Problem | Filter the records below and copy every line containing the word "offers".
======== Data to process ========
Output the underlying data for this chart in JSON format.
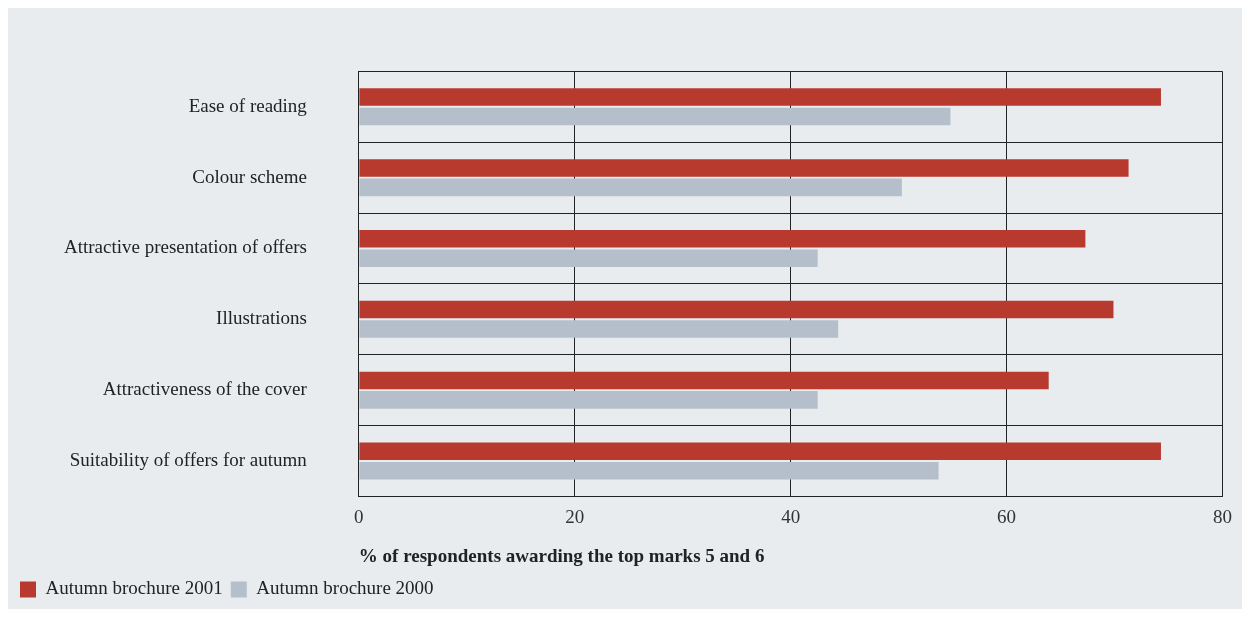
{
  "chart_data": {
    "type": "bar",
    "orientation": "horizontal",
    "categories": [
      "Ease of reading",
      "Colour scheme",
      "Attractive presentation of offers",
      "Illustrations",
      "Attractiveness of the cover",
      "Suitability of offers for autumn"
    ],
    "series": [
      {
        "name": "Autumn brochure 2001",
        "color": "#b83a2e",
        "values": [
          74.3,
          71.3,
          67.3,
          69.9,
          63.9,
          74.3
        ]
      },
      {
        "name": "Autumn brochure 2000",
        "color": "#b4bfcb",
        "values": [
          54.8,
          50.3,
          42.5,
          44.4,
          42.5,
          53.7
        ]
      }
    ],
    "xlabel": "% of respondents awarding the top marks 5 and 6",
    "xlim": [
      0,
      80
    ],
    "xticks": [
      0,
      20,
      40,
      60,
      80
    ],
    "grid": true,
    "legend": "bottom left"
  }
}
========
Answer to the task |
      "Attractive presentation of offers",
      "Suitability of offers for autumn"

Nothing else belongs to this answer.